The task: Transcribe every line of the records verbatim.

--------------------------------

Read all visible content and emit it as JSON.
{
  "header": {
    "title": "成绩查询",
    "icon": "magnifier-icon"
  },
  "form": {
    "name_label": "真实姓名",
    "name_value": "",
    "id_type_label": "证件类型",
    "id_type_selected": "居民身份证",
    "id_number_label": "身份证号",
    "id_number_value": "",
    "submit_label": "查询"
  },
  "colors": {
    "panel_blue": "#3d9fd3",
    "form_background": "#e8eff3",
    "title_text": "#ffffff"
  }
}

--------------------------------

Expected output:
Read all visible content and emit it as JSON.
{
  "header": {
    "title": "成绩查询",
    "icon": "magnifier-icon"
  },
  "form": {
    "name_label": "真实姓名",
    "name_value": "",
    "id_type_label": "证件类型",
    "id_type_selected": "居民身份证",
    "id_number_label": "身份证号",
    "id_number_value": "",
    "submit_label": "查询"
  },
  "colors": {
    "panel_blue": "#3d9fd3",
    "form_background": "#e8eff3",
    "title_text": "#ffffff"
  }
}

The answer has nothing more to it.